▸ TASK MATERIAL:
'''
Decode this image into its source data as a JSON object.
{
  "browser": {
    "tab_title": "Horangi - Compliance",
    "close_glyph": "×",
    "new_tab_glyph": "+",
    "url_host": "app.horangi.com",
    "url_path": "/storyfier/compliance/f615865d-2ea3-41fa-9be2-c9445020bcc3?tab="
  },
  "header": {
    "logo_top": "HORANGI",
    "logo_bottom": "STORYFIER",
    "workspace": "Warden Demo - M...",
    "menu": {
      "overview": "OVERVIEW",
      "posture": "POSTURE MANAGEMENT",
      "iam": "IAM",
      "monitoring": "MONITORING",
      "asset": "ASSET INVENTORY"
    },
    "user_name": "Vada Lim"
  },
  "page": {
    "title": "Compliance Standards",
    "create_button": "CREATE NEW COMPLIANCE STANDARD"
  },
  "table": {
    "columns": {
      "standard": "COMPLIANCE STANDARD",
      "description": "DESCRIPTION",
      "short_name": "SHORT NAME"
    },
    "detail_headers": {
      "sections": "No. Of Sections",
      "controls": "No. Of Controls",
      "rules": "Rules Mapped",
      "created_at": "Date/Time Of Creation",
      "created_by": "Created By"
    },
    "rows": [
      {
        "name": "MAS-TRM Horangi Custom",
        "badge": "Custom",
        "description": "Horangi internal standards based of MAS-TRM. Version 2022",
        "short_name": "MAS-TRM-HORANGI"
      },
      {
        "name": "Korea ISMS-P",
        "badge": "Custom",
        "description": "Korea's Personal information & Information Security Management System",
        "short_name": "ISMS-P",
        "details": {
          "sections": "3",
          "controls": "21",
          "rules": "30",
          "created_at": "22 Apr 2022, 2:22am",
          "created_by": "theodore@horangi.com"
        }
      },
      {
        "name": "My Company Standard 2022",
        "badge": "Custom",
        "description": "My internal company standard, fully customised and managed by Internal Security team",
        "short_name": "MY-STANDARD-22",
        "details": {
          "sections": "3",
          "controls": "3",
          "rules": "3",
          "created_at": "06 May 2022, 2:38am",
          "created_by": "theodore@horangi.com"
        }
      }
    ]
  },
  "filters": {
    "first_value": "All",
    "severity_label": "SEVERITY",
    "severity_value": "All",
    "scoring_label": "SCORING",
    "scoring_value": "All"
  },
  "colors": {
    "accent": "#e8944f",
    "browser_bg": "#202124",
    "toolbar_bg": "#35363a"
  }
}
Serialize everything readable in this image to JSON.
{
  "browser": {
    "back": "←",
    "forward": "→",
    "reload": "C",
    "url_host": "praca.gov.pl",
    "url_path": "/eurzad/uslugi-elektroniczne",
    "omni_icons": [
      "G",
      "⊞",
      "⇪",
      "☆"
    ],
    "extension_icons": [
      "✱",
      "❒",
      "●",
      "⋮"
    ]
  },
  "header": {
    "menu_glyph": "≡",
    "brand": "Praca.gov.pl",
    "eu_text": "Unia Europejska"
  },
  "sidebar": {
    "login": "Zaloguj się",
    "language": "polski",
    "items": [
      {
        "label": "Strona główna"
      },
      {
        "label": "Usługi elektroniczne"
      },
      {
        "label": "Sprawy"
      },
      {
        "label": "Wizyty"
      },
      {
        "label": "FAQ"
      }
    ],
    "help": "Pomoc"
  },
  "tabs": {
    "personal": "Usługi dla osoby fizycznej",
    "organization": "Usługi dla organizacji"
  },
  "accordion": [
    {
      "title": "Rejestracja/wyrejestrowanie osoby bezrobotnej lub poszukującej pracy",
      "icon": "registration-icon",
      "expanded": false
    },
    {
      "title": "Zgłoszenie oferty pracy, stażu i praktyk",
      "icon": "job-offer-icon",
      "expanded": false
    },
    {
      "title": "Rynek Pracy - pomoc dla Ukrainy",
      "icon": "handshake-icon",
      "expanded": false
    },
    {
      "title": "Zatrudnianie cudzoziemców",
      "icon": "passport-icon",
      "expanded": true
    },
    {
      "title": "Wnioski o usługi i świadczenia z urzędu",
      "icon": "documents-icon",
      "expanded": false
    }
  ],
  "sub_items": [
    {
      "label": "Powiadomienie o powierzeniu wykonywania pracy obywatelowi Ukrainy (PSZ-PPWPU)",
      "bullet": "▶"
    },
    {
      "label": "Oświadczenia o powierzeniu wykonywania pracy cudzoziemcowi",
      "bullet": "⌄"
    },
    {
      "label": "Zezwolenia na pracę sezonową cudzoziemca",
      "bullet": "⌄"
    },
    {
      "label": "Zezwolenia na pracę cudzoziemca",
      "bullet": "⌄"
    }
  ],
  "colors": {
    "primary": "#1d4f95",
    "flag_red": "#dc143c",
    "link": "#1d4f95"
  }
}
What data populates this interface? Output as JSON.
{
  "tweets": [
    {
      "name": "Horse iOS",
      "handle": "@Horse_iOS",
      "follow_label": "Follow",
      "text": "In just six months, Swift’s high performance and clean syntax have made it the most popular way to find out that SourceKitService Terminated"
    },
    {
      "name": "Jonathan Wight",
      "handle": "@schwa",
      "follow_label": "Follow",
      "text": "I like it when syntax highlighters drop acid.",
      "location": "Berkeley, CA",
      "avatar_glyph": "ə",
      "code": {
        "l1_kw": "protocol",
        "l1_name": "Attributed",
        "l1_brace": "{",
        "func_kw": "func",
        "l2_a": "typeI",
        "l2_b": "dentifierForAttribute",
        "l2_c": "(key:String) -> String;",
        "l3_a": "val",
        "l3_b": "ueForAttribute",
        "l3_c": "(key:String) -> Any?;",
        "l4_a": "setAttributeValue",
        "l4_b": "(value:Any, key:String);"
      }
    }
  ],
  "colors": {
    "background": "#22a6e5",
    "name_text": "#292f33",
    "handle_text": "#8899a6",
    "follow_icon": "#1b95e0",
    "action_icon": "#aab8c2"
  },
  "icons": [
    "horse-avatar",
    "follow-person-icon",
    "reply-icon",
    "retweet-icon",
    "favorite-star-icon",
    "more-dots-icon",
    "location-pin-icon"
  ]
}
'''
▸ SHORT PROBLEM:
For the listing above, give the number of lines in which the string "Korea" occurs, and nothing else.

▸ THE OUTPUT:
2